The records below are to be quoted in full; please keep every word exact.
— BEGIN —
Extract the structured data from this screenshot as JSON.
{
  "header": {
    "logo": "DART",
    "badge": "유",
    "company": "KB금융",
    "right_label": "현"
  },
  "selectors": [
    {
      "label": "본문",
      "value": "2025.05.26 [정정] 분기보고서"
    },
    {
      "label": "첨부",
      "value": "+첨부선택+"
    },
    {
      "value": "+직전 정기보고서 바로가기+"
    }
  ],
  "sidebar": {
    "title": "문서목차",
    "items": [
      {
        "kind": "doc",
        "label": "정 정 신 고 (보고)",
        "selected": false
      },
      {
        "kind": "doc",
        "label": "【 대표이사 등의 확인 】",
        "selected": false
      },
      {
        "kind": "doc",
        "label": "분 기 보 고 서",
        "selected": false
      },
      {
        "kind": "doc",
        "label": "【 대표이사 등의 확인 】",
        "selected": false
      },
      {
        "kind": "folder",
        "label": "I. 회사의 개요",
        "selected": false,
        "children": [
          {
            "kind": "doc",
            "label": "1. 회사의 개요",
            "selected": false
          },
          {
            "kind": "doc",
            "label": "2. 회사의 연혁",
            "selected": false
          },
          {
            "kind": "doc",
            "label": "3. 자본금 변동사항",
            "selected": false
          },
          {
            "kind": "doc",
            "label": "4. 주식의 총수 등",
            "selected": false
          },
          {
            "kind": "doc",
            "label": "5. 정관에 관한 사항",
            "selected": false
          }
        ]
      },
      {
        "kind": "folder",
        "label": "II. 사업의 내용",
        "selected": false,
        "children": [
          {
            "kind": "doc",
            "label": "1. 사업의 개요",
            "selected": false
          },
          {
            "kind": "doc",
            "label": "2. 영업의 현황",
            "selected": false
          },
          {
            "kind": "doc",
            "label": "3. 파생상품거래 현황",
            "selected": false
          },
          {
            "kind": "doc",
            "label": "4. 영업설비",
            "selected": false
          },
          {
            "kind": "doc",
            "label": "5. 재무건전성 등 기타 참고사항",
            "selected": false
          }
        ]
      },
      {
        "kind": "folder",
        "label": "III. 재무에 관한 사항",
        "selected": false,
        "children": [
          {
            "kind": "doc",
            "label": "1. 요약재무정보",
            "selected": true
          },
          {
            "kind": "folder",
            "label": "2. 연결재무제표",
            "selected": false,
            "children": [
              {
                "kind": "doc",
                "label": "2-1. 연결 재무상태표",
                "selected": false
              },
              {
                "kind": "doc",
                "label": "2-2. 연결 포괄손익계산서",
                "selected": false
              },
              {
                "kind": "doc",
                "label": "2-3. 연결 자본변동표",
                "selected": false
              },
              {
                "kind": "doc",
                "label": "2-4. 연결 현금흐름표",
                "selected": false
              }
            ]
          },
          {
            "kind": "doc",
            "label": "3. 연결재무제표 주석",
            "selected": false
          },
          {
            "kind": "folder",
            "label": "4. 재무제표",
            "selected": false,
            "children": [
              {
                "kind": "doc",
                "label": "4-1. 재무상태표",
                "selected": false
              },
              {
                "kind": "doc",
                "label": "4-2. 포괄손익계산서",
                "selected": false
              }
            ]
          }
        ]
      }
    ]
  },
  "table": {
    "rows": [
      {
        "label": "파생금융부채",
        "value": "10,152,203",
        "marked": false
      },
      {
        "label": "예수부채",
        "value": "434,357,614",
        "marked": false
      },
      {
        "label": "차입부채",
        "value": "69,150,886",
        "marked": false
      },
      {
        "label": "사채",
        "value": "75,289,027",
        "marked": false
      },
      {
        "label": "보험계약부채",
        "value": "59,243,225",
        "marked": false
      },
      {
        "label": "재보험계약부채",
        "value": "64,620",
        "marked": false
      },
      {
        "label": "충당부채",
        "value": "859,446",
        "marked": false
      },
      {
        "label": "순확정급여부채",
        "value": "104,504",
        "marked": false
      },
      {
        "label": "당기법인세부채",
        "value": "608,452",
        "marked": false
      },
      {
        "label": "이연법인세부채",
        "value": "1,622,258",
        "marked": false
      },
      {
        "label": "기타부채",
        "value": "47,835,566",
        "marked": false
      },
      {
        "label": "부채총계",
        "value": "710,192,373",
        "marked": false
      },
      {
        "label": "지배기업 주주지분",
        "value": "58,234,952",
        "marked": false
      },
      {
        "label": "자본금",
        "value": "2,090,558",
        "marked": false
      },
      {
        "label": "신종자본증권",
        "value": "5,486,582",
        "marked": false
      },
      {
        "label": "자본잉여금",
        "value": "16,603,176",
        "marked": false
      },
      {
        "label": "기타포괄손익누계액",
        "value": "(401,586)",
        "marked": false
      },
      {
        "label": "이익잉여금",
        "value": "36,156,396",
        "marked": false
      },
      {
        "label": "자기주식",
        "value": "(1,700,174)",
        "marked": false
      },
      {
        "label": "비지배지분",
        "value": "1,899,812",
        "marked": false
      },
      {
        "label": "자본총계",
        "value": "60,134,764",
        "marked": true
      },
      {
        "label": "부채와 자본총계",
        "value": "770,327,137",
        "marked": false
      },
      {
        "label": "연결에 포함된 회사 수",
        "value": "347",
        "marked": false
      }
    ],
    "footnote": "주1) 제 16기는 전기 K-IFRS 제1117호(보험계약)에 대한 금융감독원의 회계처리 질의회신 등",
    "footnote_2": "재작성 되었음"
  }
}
— END —
• **Completed exercise**
Extract the structured data from this screenshot as JSON.
{
  "header": {
    "logo": "DART",
    "badge": "유",
    "company": "KB금융",
    "right_label": "현"
  },
  "selectors": [
    {
      "label": "본문",
      "value": "2025.05.26 [정정] 분기보고서"
    },
    {
      "label": "첨부",
      "value": "+첨부선택+"
    },
    {
      "value": "+직전 정기보고서 바로가기+"
    }
  ],
  "sidebar": {
    "title": "문서목차",
    "items": [
      {
        "kind": "doc",
        "label": "정 정 신 고 (보고)",
        "selected": false
      },
      {
        "kind": "doc",
        "label": "【 대표이사 등의 확인 】",
        "selected": false
      },
      {
        "kind": "doc",
        "label": "분 기 보 고 서",
        "selected": false
      },
      {
        "kind": "doc",
        "label": "【 대표이사 등의 확인 】",
        "selected": false
      },
      {
        "kind": "folder",
        "label": "I. 회사의 개요",
        "selected": false,
        "children": [
          {
            "kind": "doc",
            "label": "1. 회사의 개요",
            "selected": false
          },
          {
            "kind": "doc",
            "label": "2. 회사의 연혁",
            "selected": false
          },
          {
            "kind": "doc",
            "label": "3. 자본금 변동사항",
            "selected": false
          },
          {
            "kind": "doc",
            "label": "4. 주식의 총수 등",
            "selected": false
          },
          {
            "kind": "doc",
            "label": "5. 정관에 관한 사항",
            "selected": false
          }
        ]
      },
      {
        "kind": "folder",
        "label": "II. 사업의 내용",
        "selected": false,
        "children": [
          {
            "kind": "doc",
            "label": "1. 사업의 개요",
            "selected": false
          },
          {
            "kind": "doc",
            "label": "2. 영업의 현황",
            "selected": false
          },
          {
            "kind": "doc",
            "label": "3. 파생상품거래 현황",
            "selected": false
          },
          {
            "kind": "doc",
            "label": "4. 영업설비",
            "selected": false
          },
          {
            "kind": "doc",
            "label": "5. 재무건전성 등 기타 참고사항",
            "selected": false
          }
        ]
      },
      {
        "kind": "folder",
        "label": "III. 재무에 관한 사항",
        "selected": false,
        "children": [
          {
            "kind": "doc",
            "label": "1. 요약재무정보",
            "selected": true
          },
          {
            "kind": "folder",
            "label": "2. 연결재무제표",
            "selected": false,
            "children": [
              {
                "kind": "doc",
                "label": "2-1. 연결 재무상태표",
                "selected": false
              },
              {
                "kind": "doc",
                "label": "2-2. 연결 포괄손익계산서",
                "selected": false
              },
              {
                "kind": "doc",
                "label": "2-3. 연결 자본변동표",
                "selected": false
              },
              {
                "kind": "doc",
                "label": "2-4. 연결 현금흐름표",
                "selected": false
              }
            ]
          },
          {
            "kind": "doc",
            "label": "3. 연결재무제표 주석",
            "selected": false
          },
          {
            "kind": "folder",
            "label": "4. 재무제표",
            "selected": false,
            "children": [
              {
                "kind": "doc",
                "label": "4-1. 재무상태표",
                "selected": false
              },
              {
                "kind": "doc",
                "label": "4-2. 포괄손익계산서",
                "selected": false
              }
            ]
          }
        ]
      }
    ]
  },
  "table": {
    "rows": [
      {
        "label": "파생금융부채",
        "value": "10,152,203",
        "marked": false
      },
      {
        "label": "예수부채",
        "value": "434,357,614",
        "marked": false
      },
      {
        "label": "차입부채",
        "value": "69,150,886",
        "marked": false
      },
      {
        "label": "사채",
        "value": "75,289,027",
        "marked": false
      },
      {
        "label": "보험계약부채",
        "value": "59,243,225",
        "marked": false
      },
      {
        "label": "재보험계약부채",
        "value": "64,620",
        "marked": false
      },
      {
        "label": "충당부채",
        "value": "859,446",
        "marked": false
      },
      {
        "label": "순확정급여부채",
        "value": "104,504",
        "marked": false
      },
      {
        "label": "당기법인세부채",
        "value": "608,452",
        "marked": false
      },
      {
        "label": "이연법인세부채",
        "value": "1,622,258",
        "marked": false
      },
      {
        "label": "기타부채",
        "value": "47,835,566",
        "marked": false
      },
      {
        "label": "부채총계",
        "value": "710,192,373",
        "marked": false
      },
      {
        "label": "지배기업 주주지분",
        "value": "58,234,952",
        "marked": false
      },
      {
        "label": "자본금",
        "value": "2,090,558",
        "marked": false
      },
      {
        "label": "신종자본증권",
        "value": "5,486,582",
        "marked": false
      },
      {
        "label": "자본잉여금",
        "value": "16,603,176",
        "marked": false
      },
      {
        "label": "기타포괄손익누계액",
        "value": "(401,586)",
        "marked": false
      },
      {
        "label": "이익잉여금",
        "value": "36,156,396",
        "marked": false
      },
      {
        "label": "자기주식",
        "value": "(1,700,174)",
        "marked": false
      },
      {
        "label": "비지배지분",
        "value": "1,899,812",
        "marked": false
      },
      {
        "label": "자본총계",
        "value": "60,134,764",
        "marked": true
      },
      {
        "label": "부채와 자본총계",
        "value": "770,327,137",
        "marked": false
      },
      {
        "label": "연결에 포함된 회사 수",
        "value": "347",
        "marked": false
      }
    ],
    "footnote": "주1) 제 16기는 전기 K-IFRS 제1117호(보험계약)에 대한 금융감독원의 회계처리 질의회신 등",
    "footnote_2": "재작성 되었음"
  }
}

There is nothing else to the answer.